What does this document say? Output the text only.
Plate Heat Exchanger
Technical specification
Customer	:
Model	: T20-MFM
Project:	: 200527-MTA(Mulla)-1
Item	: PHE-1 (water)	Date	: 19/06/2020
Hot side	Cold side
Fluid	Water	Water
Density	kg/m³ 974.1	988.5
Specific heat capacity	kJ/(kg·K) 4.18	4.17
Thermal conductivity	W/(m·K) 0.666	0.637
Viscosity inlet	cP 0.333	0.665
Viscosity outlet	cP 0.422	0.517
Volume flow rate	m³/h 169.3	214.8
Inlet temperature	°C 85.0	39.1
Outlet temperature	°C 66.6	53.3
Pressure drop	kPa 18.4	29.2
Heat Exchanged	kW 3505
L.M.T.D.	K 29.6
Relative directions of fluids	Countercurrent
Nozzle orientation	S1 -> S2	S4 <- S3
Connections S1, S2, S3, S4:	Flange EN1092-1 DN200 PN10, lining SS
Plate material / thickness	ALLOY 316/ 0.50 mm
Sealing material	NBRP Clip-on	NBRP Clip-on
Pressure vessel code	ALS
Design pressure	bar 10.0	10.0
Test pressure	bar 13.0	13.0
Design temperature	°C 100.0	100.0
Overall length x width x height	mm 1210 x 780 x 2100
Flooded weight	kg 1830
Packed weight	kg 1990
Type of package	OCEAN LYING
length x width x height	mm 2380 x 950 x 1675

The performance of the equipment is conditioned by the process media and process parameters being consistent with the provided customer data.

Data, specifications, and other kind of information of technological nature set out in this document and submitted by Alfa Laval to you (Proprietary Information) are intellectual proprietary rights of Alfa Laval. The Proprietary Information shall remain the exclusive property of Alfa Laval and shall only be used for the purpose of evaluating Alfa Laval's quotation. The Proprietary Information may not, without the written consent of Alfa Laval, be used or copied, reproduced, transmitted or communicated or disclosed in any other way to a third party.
....
- [Stated problem]
The listing above should be transcribed in full, exactly as written.

- [Answer to this exercise]
What does this document say? Output the text only.
Plate Heat Exchanger
Technical specification
Customer	:
Model	: T20-MFM
Project:	: 200527-MTA(Mulla)-1
Item	: PHE-1 (water)	Date	: 19/06/2020
Hot side	Cold side
Fluid	Water	Water
Density	kg/m³ 974.1	988.5
Specific heat capacity	kJ/(kg·K) 4.18	4.17
Thermal conductivity	W/(m·K) 0.666	0.637
Viscosity inlet	cP 0.333	0.665
Viscosity outlet	cP 0.422	0.517
Volume flow rate	m³/h 169.3	214.8
Inlet temperature	°C 85.0	39.1
Outlet temperature	°C 66.6	53.3
Pressure drop	kPa 18.4	29.2
Heat Exchanged	kW 3505
L.M.T.D.	K 29.6
Relative directions of fluids	Countercurrent
Nozzle orientation	S1 -> S2	S4 <- S3
Connections S1, S2, S3, S4:	Flange EN1092-1 DN200 PN10, lining SS
Plate material / thickness	ALLOY 316/ 0.50 mm
Sealing material	NBRP Clip-on	NBRP Clip-on
Pressure vessel code	ALS
Design pressure	bar 10.0	10.0
Test pressure	bar 13.0	13.0
Design temperature	°C 100.0	100.0
Overall length x width x height	mm 1210 x 780 x 2100
Flooded weight	kg 1830
Packed weight	kg 1990
Type of package	OCEAN LYING
length x width x height	mm 2380 x 950 x 1675

The performance of the equipment is conditioned by the process media and process parameters being consistent with the provided customer data.

Data, specifications, and other kind of information of technological nature set out in this document and submitted by Alfa Laval to you (Proprietary Information) are intellectual proprietary rights of Alfa Laval. The Proprietary Information shall remain the exclusive property of Alfa Laval and shall only be used for the purpose of evaluating Alfa Laval's quotation. The Proprietary Information may not, without the written consent of Alfa Laval, be used or copied, reproduced, transmitted or communicated or disclosed in any other way to a third party.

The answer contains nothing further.